Challenge
Exclude the pictures and retype the entries as written.

◆ ◆ ◆ ◆

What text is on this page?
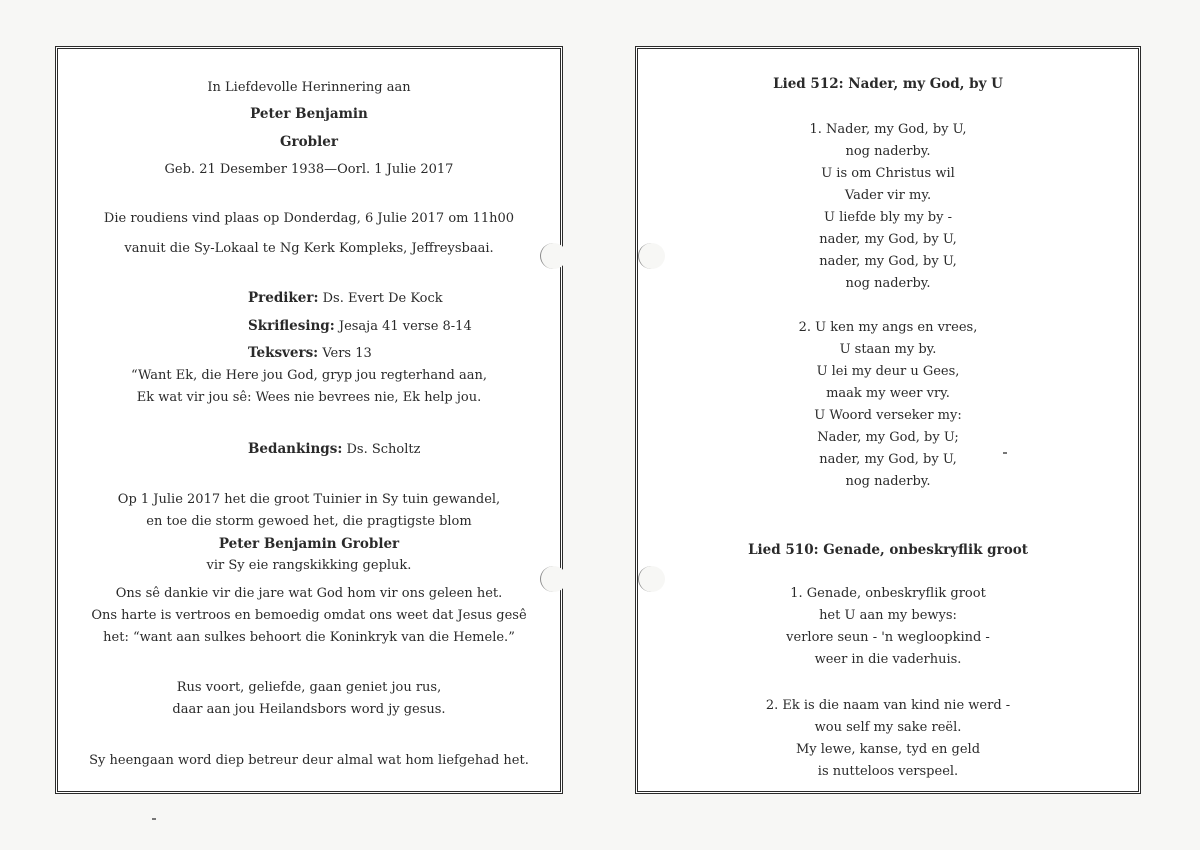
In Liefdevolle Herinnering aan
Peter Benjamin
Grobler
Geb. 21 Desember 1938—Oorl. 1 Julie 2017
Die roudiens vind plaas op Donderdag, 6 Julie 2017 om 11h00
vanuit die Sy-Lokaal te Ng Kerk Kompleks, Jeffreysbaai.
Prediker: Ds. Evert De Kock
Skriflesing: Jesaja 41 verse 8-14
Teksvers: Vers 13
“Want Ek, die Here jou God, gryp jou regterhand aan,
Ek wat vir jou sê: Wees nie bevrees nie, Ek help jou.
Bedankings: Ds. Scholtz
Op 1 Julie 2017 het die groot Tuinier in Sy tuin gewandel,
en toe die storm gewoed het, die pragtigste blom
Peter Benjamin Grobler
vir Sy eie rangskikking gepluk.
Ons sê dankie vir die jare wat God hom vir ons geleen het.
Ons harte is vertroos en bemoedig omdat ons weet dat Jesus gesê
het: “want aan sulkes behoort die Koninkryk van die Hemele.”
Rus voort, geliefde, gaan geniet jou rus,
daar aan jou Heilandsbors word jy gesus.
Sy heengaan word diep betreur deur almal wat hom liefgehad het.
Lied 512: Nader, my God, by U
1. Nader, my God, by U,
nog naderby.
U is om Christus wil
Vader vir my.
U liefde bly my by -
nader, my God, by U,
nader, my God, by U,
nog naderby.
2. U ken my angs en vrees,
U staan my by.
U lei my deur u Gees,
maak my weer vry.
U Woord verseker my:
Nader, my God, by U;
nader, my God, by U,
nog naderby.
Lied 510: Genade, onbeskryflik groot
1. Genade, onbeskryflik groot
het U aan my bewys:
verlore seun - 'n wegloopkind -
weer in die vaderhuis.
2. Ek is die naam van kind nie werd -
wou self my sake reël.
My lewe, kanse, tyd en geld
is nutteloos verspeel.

◆ ◆ ◆ ◆

Answer below
What text is on this page?
In Liefdevolle Herinnering aan
Peter Benjamin
Grobler
Geb. 21 Desember 1938—Oorl. 1 Julie 2017
Die roudiens vind plaas op Donderdag, 6 Julie 2017 om 11h00
vanuit die Sy-Lokaal te Ng Kerk Kompleks, Jeffreysbaai.
Prediker: Ds. Evert De Kock
Skriflesing: Jesaja 41 verse 8-14
Teksvers: Vers 13
“Want Ek, die Here jou God, gryp jou regterhand aan,
Ek wat vir jou sê: Wees nie bevrees nie, Ek help jou.
Bedankings: Ds. Scholtz
Op 1 Julie 2017 het die groot Tuinier in Sy tuin gewandel,
en toe die storm gewoed het, die pragtigste blom
Peter Benjamin Grobler
vir Sy eie rangskikking gepluk.
Ons sê dankie vir die jare wat God hom vir ons geleen het.
Ons harte is vertroos en bemoedig omdat ons weet dat Jesus gesê
het: “want aan sulkes behoort die Koninkryk van die Hemele.”
Rus voort, geliefde, gaan geniet jou rus,
daar aan jou Heilandsbors word jy gesus.
Sy heengaan word diep betreur deur almal wat hom liefgehad het.
Lied 512: Nader, my God, by U
1. Nader, my God, by U,
nog naderby.
U is om Christus wil
Vader vir my.
U liefde bly my by -
nader, my God, by U,
nader, my God, by U,
nog naderby.
2. U ken my angs en vrees,
U staan my by.
U lei my deur u Gees,
maak my weer vry.
U Woord verseker my:
Nader, my God, by U;
nader, my God, by U,
nog naderby.
Lied 510: Genade, onbeskryflik groot
1. Genade, onbeskryflik groot
het U aan my bewys:
verlore seun - 'n wegloopkind -
weer in die vaderhuis.
2. Ek is die naam van kind nie werd -
wou self my sake reël.
My lewe, kanse, tyd en geld
is nutteloos verspeel.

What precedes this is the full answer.